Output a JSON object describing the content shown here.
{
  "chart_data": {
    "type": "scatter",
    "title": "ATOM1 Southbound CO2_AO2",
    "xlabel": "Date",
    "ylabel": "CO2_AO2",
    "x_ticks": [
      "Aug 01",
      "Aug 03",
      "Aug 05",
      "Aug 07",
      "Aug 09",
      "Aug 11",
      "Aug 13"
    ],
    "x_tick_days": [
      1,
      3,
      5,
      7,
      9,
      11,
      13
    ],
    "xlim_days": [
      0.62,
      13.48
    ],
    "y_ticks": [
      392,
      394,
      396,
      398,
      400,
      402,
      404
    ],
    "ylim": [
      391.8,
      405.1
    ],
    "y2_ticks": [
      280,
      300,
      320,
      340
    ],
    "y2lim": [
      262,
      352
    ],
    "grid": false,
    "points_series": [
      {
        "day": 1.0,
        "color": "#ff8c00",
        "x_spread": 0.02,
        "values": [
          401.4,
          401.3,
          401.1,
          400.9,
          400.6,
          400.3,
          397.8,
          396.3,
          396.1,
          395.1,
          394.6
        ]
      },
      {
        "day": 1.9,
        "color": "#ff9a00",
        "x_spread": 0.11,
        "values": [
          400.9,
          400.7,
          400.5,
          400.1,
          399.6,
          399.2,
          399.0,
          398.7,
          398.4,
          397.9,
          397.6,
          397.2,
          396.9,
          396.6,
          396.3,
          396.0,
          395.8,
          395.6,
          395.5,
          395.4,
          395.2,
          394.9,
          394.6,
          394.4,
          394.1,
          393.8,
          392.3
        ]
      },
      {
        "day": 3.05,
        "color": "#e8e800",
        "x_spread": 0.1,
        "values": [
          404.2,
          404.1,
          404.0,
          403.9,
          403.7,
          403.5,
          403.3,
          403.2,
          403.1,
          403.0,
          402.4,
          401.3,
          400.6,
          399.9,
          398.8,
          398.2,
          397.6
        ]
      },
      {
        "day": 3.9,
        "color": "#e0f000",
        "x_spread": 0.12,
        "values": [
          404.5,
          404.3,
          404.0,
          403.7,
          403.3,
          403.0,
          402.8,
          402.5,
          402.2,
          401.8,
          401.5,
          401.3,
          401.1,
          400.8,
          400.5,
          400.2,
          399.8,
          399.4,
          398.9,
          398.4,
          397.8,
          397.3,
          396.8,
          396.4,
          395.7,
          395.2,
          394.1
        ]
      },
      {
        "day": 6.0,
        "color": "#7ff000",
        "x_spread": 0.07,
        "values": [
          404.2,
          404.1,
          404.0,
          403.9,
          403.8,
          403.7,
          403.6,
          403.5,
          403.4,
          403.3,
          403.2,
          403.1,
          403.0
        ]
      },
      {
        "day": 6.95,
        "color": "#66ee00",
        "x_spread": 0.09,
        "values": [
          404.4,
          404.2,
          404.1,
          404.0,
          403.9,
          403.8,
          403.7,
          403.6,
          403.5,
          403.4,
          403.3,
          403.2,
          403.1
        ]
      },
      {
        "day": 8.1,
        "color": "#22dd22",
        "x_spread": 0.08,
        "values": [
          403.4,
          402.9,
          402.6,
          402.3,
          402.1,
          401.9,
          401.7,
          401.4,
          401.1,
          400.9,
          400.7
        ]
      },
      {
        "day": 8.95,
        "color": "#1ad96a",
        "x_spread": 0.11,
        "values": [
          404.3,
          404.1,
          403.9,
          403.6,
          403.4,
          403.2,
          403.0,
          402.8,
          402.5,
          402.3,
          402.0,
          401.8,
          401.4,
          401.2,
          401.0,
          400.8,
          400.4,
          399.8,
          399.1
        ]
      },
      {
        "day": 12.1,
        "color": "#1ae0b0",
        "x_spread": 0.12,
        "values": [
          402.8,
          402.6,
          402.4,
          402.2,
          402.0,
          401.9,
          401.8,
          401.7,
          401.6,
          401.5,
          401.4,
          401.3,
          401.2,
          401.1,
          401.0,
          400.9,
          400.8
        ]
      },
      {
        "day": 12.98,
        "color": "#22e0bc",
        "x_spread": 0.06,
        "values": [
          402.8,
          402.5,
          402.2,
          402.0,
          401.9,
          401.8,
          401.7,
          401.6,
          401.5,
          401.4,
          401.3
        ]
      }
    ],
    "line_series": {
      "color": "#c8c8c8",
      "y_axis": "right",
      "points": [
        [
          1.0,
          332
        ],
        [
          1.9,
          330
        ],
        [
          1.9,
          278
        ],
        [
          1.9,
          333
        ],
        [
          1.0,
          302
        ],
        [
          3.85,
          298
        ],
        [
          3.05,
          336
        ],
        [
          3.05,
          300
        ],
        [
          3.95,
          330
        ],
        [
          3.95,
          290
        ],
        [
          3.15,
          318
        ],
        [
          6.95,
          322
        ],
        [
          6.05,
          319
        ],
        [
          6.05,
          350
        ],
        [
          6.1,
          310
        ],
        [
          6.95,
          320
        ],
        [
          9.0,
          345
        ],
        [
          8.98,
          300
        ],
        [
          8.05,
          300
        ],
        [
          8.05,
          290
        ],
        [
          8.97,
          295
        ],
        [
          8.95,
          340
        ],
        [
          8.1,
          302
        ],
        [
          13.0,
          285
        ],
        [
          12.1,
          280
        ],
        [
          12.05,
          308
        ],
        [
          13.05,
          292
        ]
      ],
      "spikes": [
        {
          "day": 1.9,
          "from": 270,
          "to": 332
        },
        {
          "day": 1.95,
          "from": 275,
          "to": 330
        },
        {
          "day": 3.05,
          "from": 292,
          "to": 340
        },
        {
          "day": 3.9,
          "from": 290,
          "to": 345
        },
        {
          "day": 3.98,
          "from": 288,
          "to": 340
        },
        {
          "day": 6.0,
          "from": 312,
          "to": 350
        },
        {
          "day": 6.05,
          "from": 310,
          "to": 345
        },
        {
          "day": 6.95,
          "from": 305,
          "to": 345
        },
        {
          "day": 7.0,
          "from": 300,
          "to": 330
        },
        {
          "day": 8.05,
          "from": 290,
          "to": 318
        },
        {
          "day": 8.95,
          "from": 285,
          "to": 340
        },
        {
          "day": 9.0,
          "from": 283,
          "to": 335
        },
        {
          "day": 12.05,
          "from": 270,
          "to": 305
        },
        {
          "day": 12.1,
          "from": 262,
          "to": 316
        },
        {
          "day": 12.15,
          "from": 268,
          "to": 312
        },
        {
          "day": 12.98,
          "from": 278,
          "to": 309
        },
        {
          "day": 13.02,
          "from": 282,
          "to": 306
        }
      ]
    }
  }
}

# DIRECTIONS FOR THIS TASK
Report the number of lines containing the string "color" and add nothing to it.

# IN RESPONSE
11